EXERCISE INSTRUCTIONS -> Reproduce every entry below precisely. Pictures are excluded from the copy.
BEGIN RECORDED INFORMATION
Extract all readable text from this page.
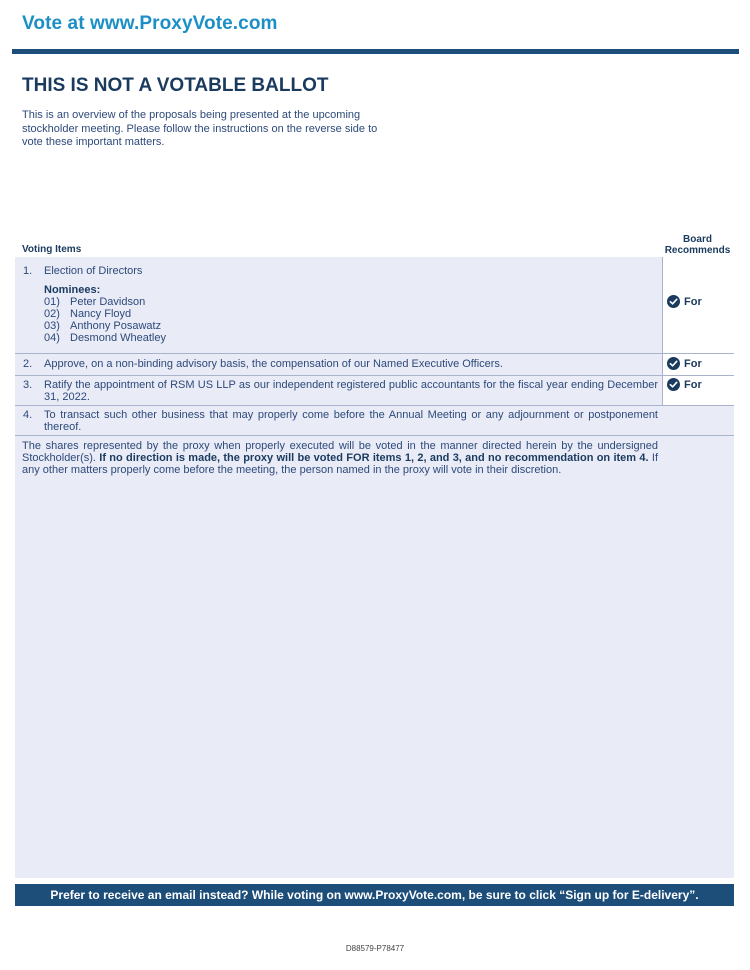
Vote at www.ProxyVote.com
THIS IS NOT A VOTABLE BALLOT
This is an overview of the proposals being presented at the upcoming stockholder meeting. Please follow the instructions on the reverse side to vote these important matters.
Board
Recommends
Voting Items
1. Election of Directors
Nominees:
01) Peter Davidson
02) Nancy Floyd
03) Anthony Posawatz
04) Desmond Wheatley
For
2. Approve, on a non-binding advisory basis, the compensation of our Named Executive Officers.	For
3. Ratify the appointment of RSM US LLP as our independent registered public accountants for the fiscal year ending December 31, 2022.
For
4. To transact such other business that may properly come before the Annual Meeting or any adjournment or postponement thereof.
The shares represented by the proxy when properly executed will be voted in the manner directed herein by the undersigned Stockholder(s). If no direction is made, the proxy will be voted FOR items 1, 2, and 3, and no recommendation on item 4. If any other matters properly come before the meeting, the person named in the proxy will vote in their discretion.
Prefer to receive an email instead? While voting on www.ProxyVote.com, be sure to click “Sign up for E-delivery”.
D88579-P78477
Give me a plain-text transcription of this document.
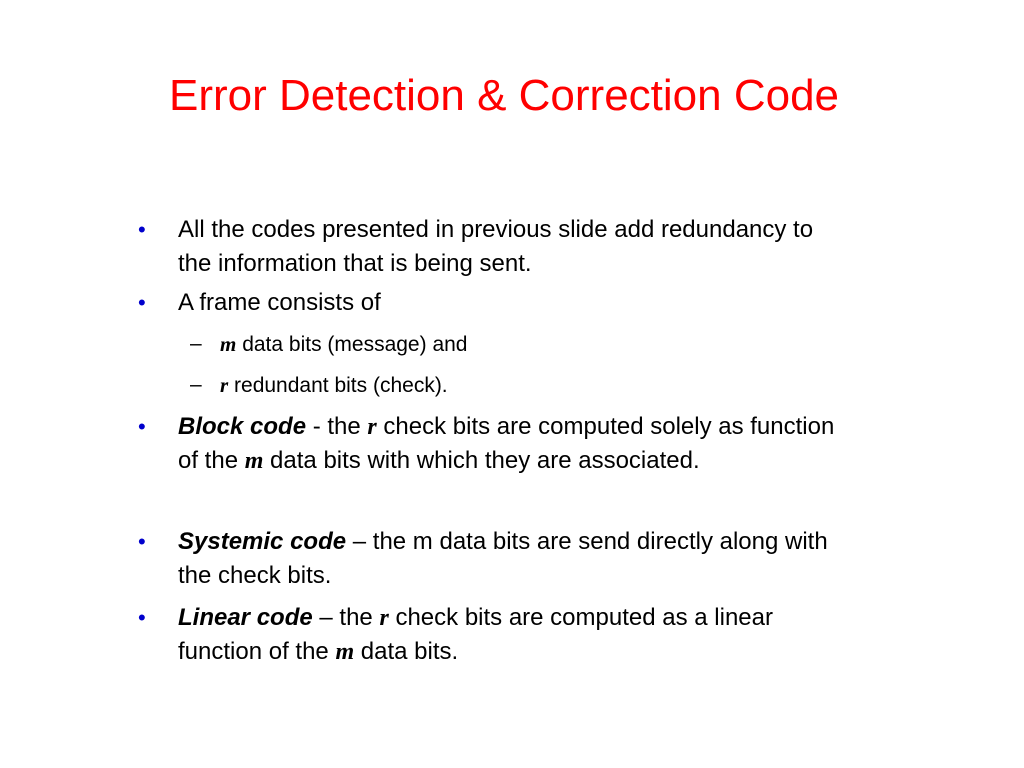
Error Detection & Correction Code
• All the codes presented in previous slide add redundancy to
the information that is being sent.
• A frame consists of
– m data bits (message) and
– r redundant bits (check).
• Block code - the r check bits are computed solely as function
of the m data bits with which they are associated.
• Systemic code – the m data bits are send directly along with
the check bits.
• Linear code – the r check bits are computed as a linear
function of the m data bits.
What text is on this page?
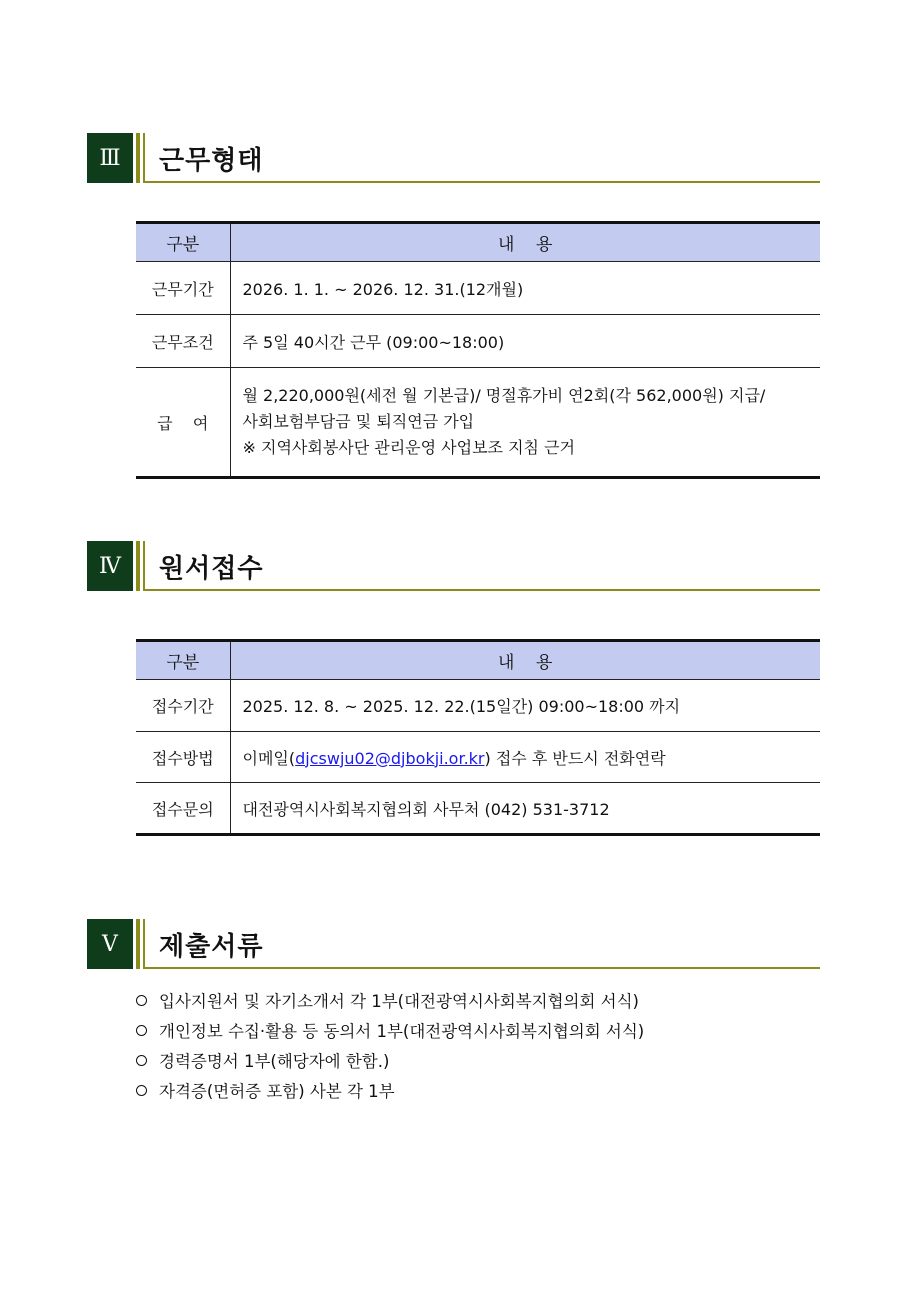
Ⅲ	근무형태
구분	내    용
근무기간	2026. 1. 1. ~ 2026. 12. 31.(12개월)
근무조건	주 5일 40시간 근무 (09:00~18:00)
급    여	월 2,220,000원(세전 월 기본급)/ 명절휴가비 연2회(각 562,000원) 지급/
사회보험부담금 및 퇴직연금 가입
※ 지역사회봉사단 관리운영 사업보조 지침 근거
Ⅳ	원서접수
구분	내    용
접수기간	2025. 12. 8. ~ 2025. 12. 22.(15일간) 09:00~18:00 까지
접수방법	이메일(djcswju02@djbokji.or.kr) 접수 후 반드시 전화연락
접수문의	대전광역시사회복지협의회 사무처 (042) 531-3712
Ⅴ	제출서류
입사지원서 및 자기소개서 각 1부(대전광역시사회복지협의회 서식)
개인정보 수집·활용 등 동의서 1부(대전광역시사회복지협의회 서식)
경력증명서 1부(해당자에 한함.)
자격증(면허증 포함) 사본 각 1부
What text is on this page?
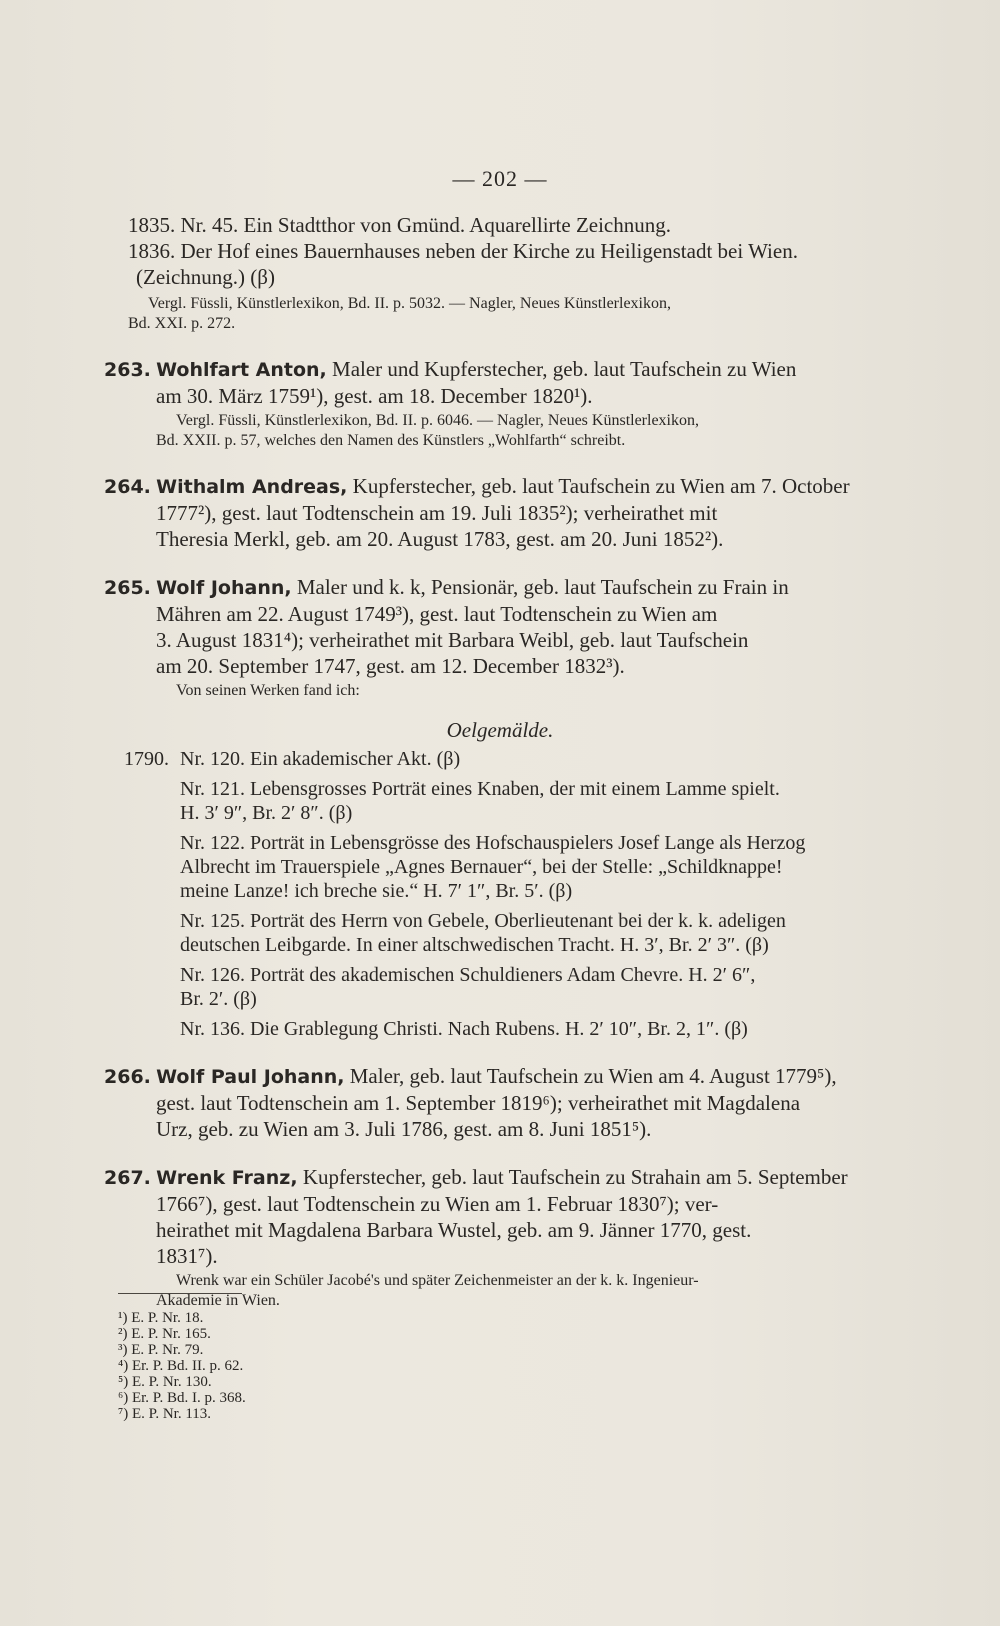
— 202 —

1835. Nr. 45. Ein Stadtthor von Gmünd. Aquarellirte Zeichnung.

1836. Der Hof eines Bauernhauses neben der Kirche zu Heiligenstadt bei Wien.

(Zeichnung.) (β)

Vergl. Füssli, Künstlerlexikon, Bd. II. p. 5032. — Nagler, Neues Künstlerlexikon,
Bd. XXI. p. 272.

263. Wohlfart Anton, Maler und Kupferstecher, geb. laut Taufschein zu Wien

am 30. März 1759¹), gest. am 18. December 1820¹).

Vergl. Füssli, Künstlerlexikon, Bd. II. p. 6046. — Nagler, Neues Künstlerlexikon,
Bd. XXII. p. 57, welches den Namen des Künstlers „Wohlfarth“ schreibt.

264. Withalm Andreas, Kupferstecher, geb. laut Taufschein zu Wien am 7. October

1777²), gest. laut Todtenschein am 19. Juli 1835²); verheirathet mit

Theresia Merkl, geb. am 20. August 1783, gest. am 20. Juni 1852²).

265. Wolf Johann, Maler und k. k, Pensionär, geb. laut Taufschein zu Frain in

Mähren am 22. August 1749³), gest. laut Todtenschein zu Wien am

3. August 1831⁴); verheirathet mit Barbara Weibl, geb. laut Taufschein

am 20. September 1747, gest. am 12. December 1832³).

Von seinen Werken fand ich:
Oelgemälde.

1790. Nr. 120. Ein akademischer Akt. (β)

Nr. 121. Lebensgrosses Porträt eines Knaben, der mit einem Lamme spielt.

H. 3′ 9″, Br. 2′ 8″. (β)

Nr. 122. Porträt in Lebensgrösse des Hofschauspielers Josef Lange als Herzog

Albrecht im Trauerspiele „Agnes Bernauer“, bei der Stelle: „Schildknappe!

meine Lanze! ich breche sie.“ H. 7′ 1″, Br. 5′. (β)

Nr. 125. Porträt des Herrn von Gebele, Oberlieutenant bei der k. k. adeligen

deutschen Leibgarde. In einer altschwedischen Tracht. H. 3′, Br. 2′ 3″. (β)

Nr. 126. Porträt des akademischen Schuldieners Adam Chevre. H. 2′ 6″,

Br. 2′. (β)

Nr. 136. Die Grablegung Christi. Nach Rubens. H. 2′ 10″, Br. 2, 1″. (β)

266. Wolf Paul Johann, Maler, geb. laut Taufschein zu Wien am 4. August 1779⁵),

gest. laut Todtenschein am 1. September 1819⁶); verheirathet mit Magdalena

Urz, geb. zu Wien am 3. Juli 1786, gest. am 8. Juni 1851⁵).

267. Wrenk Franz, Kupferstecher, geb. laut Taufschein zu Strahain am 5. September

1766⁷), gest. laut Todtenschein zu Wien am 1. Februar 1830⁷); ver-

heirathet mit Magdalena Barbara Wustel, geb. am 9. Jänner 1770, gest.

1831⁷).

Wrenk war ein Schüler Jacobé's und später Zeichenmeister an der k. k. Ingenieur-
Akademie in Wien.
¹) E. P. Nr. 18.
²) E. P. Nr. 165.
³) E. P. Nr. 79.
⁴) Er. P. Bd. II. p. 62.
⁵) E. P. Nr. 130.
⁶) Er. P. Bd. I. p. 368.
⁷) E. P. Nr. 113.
END RECORDED INFORMATION
TASK ANSWER ->
Extract all readable text from this page.
Vote at www.ProxyVote.com
THIS IS NOT A VOTABLE BALLOT
This is an overview of the proposals being presented at the upcoming stockholder meeting. Please follow the instructions on the reverse side to vote these important matters.
Board
Recommends
Voting Items
1. Election of Directors
Nominees:
01) Peter Davidson
02) Nancy Floyd
03) Anthony Posawatz
04) Desmond Wheatley
For
2. Approve, on a non-binding advisory basis, the compensation of our Named Executive Officers.	For
3. Ratify the appointment of RSM US LLP as our independent registered public accountants for the fiscal year ending December 31, 2022.
For
4. To transact such other business that may properly come before the Annual Meeting or any adjournment or postponement thereof.
The shares represented by the proxy when properly executed will be voted in the manner directed herein by the undersigned Stockholder(s). If no direction is made, the proxy will be voted FOR items 1, 2, and 3, and no recommendation on item 4. If any other matters properly come before the meeting, the person named in the proxy will vote in their discretion.
Prefer to receive an email instead? While voting on www.ProxyVote.com, be sure to click “Sign up for E-delivery”.
D88579-P78477
Give me a plain-text transcription of this document.
Error Detection & Correction Code
• All the codes presented in previous slide add redundancy to
the information that is being sent.
• A frame consists of
– m data bits (message) and
– r redundant bits (check).
• Block code - the r check bits are computed solely as function
of the m data bits with which they are associated.
• Systemic code – the m data bits are send directly along with
the check bits.
• Linear code – the r check bits are computed as a linear
function of the m data bits.
What text is on this page?
Ⅲ	근무형태
구분	내    용
근무기간	2026. 1. 1. ~ 2026. 12. 31.(12개월)
근무조건	주 5일 40시간 근무 (09:00~18:00)
급    여	월 2,220,000원(세전 월 기본급)/ 명절휴가비 연2회(각 562,000원) 지급/
사회보험부담금 및 퇴직연금 가입
※ 지역사회봉사단 관리운영 사업보조 지침 근거
Ⅳ	원서접수
구분	내    용
접수기간	2025. 12. 8. ~ 2025. 12. 22.(15일간) 09:00~18:00 까지
접수방법	이메일(djcswju02@djbokji.or.kr) 접수 후 반드시 전화연락
접수문의	대전광역시사회복지협의회 사무처 (042) 531-3712
Ⅴ	제출서류
입사지원서 및 자기소개서 각 1부(대전광역시사회복지협의회 서식)
개인정보 수집·활용 등 동의서 1부(대전광역시사회복지협의회 서식)
경력증명서 1부(해당자에 한함.)
자격증(면허증 포함) 사본 각 1부
What text is on this page?
— 202 —

1835. Nr. 45. Ein Stadtthor von Gmünd. Aquarellirte Zeichnung.

1836. Der Hof eines Bauernhauses neben der Kirche zu Heiligenstadt bei Wien.

(Zeichnung.) (β)

Vergl. Füssli, Künstlerlexikon, Bd. II. p. 5032. — Nagler, Neues Künstlerlexikon,
Bd. XXI. p. 272.

263. Wohlfart Anton, Maler und Kupferstecher, geb. laut Taufschein zu Wien

am 30. März 1759¹), gest. am 18. December 1820¹).

Vergl. Füssli, Künstlerlexikon, Bd. II. p. 6046. — Nagler, Neues Künstlerlexikon,
Bd. XXII. p. 57, welches den Namen des Künstlers „Wohlfarth“ schreibt.

264. Withalm Andreas, Kupferstecher, geb. laut Taufschein zu Wien am 7. October

1777²), gest. laut Todtenschein am 19. Juli 1835²); verheirathet mit

Theresia Merkl, geb. am 20. August 1783, gest. am 20. Juni 1852²).

265. Wolf Johann, Maler und k. k, Pensionär, geb. laut Taufschein zu Frain in

Mähren am 22. August 1749³), gest. laut Todtenschein zu Wien am

3. August 1831⁴); verheirathet mit Barbara Weibl, geb. laut Taufschein

am 20. September 1747, gest. am 12. December 1832³).

Von seinen Werken fand ich:
Oelgemälde.

1790. Nr. 120. Ein akademischer Akt. (β)

Nr. 121. Lebensgrosses Porträt eines Knaben, der mit einem Lamme spielt.

H. 3′ 9″, Br. 2′ 8″. (β)

Nr. 122. Porträt in Lebensgrösse des Hofschauspielers Josef Lange als Herzog

Albrecht im Trauerspiele „Agnes Bernauer“, bei der Stelle: „Schildknappe!

meine Lanze! ich breche sie.“ H. 7′ 1″, Br. 5′. (β)

Nr. 125. Porträt des Herrn von Gebele, Oberlieutenant bei der k. k. adeligen

deutschen Leibgarde. In einer altschwedischen Tracht. H. 3′, Br. 2′ 3″. (β)

Nr. 126. Porträt des akademischen Schuldieners Adam Chevre. H. 2′ 6″,

Br. 2′. (β)

Nr. 136. Die Grablegung Christi. Nach Rubens. H. 2′ 10″, Br. 2, 1″. (β)

266. Wolf Paul Johann, Maler, geb. laut Taufschein zu Wien am 4. August 1779⁵),

gest. laut Todtenschein am 1. September 1819⁶); verheirathet mit Magdalena

Urz, geb. zu Wien am 3. Juli 1786, gest. am 8. Juni 1851⁵).

267. Wrenk Franz, Kupferstecher, geb. laut Taufschein zu Strahain am 5. September

1766⁷), gest. laut Todtenschein zu Wien am 1. Februar 1830⁷); ver-

heirathet mit Magdalena Barbara Wustel, geb. am 9. Jänner 1770, gest.

1831⁷).

Wrenk war ein Schüler Jacobé's und später Zeichenmeister an der k. k. Ingenieur-
Akademie in Wien.
¹) E. P. Nr. 18.
²) E. P. Nr. 165.
³) E. P. Nr. 79.
⁴) Er. P. Bd. II. p. 62.
⁵) E. P. Nr. 130.
⁶) Er. P. Bd. I. p. 368.
⁷) E. P. Nr. 113.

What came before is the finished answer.